Find the string "color" and gather every line that holds it.

==============================

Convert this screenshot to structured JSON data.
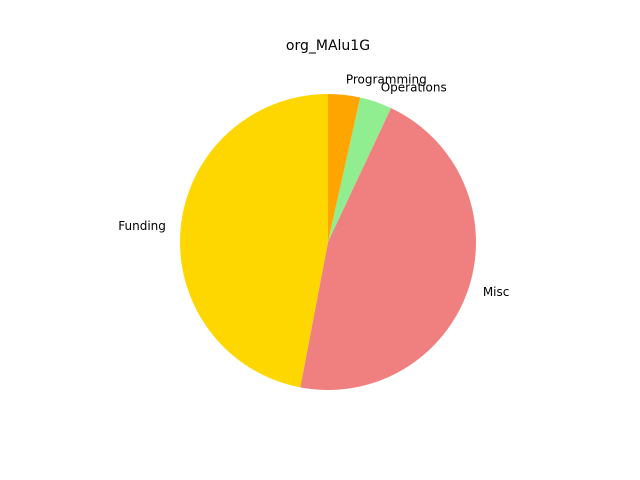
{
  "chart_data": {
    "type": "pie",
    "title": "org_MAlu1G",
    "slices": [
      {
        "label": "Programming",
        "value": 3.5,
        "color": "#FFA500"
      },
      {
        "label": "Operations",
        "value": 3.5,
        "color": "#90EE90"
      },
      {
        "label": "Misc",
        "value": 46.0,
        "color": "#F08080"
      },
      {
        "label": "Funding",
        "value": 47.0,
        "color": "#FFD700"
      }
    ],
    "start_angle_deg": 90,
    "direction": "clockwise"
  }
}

==============================

Final result =>
        "color": "#FFA500"
        "color": "#90EE90"
        "color": "#F08080"
        "color": "#FFD700"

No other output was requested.